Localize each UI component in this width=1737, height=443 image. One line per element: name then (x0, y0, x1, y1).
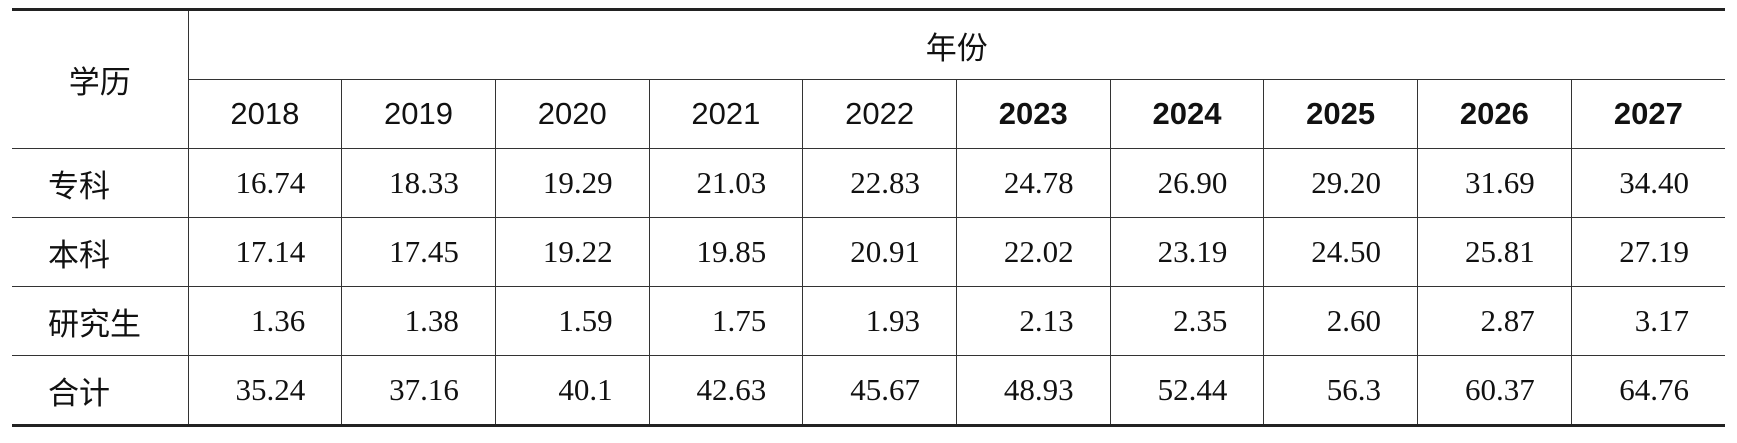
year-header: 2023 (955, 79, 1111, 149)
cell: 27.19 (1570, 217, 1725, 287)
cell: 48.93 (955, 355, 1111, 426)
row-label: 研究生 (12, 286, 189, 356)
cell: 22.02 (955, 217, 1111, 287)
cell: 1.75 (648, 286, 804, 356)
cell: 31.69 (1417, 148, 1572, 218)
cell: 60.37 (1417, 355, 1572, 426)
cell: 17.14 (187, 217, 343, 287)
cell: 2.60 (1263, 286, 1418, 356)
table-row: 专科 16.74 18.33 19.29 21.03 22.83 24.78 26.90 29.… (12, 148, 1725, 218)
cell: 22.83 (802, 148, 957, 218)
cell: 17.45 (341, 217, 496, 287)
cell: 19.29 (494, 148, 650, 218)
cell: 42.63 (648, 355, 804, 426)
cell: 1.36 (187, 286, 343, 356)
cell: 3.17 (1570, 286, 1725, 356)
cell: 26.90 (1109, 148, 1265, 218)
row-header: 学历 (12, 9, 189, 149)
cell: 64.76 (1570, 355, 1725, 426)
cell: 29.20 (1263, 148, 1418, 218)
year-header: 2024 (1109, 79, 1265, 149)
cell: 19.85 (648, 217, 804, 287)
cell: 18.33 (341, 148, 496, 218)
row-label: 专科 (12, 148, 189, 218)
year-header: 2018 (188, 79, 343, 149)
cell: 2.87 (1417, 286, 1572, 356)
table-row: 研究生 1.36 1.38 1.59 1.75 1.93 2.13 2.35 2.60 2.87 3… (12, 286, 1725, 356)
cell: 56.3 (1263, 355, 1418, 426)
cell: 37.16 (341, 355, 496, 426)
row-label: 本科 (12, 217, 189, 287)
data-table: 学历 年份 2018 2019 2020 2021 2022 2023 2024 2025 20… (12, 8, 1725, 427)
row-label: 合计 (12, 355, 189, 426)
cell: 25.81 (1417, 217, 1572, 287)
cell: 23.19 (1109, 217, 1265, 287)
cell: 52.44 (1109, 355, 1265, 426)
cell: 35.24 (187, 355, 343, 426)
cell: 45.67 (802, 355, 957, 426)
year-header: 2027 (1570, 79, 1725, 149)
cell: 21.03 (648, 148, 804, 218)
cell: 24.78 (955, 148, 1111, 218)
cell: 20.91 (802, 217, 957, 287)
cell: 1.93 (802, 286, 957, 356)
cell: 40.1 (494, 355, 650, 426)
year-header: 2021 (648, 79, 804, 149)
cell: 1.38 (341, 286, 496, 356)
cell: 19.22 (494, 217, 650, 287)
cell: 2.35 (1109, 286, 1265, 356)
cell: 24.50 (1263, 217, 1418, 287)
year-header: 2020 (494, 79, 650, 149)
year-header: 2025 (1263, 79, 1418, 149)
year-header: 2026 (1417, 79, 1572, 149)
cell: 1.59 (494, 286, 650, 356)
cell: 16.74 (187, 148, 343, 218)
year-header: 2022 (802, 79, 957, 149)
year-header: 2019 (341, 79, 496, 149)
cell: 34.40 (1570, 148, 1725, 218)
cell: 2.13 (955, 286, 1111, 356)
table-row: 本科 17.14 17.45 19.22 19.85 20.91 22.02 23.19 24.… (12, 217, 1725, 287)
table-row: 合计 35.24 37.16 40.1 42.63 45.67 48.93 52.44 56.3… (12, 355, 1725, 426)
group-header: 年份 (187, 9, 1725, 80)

= = = = =

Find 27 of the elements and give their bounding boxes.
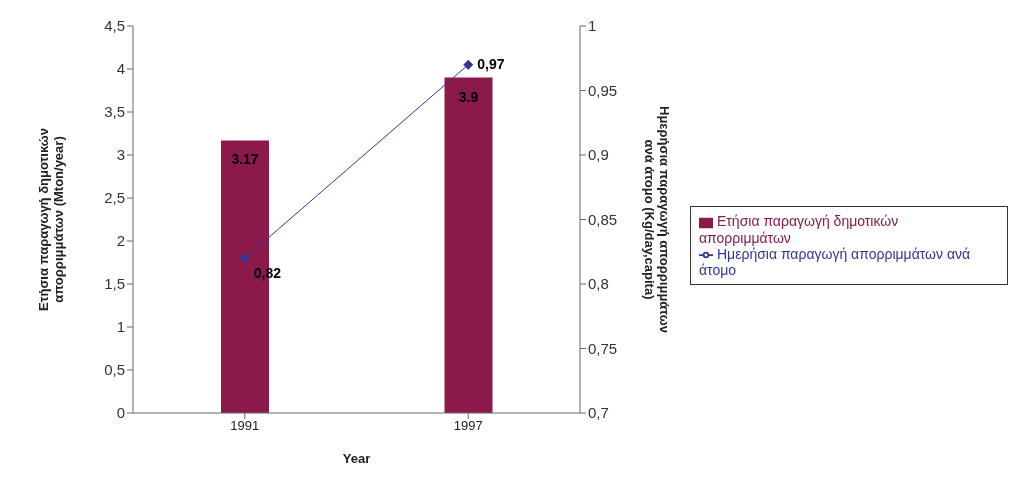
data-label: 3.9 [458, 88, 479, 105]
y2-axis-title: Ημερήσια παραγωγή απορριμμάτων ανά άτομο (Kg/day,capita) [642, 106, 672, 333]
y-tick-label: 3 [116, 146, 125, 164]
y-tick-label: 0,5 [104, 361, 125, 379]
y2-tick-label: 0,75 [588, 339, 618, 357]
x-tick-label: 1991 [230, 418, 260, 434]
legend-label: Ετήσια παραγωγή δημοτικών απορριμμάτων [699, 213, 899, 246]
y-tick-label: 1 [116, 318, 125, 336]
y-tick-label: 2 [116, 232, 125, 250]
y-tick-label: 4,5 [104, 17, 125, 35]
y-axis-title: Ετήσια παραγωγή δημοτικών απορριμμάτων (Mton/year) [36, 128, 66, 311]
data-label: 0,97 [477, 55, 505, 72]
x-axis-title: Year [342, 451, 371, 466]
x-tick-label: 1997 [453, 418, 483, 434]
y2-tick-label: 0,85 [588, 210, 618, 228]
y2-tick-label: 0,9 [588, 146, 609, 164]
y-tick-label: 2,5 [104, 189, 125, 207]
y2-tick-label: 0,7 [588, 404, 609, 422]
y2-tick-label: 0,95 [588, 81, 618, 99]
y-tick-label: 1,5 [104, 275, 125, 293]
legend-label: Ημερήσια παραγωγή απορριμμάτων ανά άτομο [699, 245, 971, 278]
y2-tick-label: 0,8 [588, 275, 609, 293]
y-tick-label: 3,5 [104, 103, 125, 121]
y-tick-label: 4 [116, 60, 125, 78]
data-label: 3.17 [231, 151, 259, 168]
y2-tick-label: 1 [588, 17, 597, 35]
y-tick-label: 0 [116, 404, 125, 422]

= = = = =

- [Task instructions]: Copy the lines above exactly, from the line containing "year-header: 2023 (955, 79, 1111, 149)" through the line containing "cell: 24.78 (955, 148, 1111, 218)", including both of those lines.

- [Written solution]:
year-header: 2023 (955, 79, 1111, 149)
cell: 27.19 (1570, 217, 1725, 287)
cell: 48.93 (955, 355, 1111, 426)
row-label: 研究生 (12, 286, 189, 356)
cell: 22.02 (955, 217, 1111, 287)
cell: 1.75 (648, 286, 804, 356)
cell: 31.69 (1417, 148, 1572, 218)
cell: 60.37 (1417, 355, 1572, 426)
cell: 17.14 (187, 217, 343, 287)
cell: 2.60 (1263, 286, 1418, 356)
table-row: 专科 16.74 18.33 19.29 21.03 22.83 24.78 26.90 29.… (12, 148, 1725, 218)
cell: 22.83 (802, 148, 957, 218)
cell: 17.45 (341, 217, 496, 287)
cell: 19.29 (494, 148, 650, 218)
cell: 42.63 (648, 355, 804, 426)
cell: 1.36 (187, 286, 343, 356)
cell: 3.17 (1570, 286, 1725, 356)
cell: 26.90 (1109, 148, 1265, 218)
row-header: 学历 (12, 9, 189, 149)
cell: 64.76 (1570, 355, 1725, 426)
cell: 29.20 (1263, 148, 1418, 218)
year-header: 2024 (1109, 79, 1265, 149)
cell: 19.85 (648, 217, 804, 287)
cell: 18.33 (341, 148, 496, 218)
row-label: 专科 (12, 148, 189, 218)
year-header: 2018 (188, 79, 343, 149)
cell: 2.87 (1417, 286, 1572, 356)
table-row: 研究生 1.36 1.38 1.59 1.75 1.93 2.13 2.35 2.60 2.87 3… (12, 286, 1725, 356)
cell: 56.3 (1263, 355, 1418, 426)
cell: 37.16 (341, 355, 496, 426)
row-label: 本科 (12, 217, 189, 287)
data-table: 学历 年份 2018 2019 2020 2021 2022 2023 2024 2025 20… (12, 8, 1725, 427)
row-label: 合计 (12, 355, 189, 426)
cell: 25.81 (1417, 217, 1572, 287)
cell: 23.19 (1109, 217, 1265, 287)
cell: 52.44 (1109, 355, 1265, 426)
cell: 35.24 (187, 355, 343, 426)
cell: 45.67 (802, 355, 957, 426)
year-header: 2027 (1570, 79, 1725, 149)
cell: 21.03 (648, 148, 804, 218)
cell: 24.78 (955, 148, 1111, 218)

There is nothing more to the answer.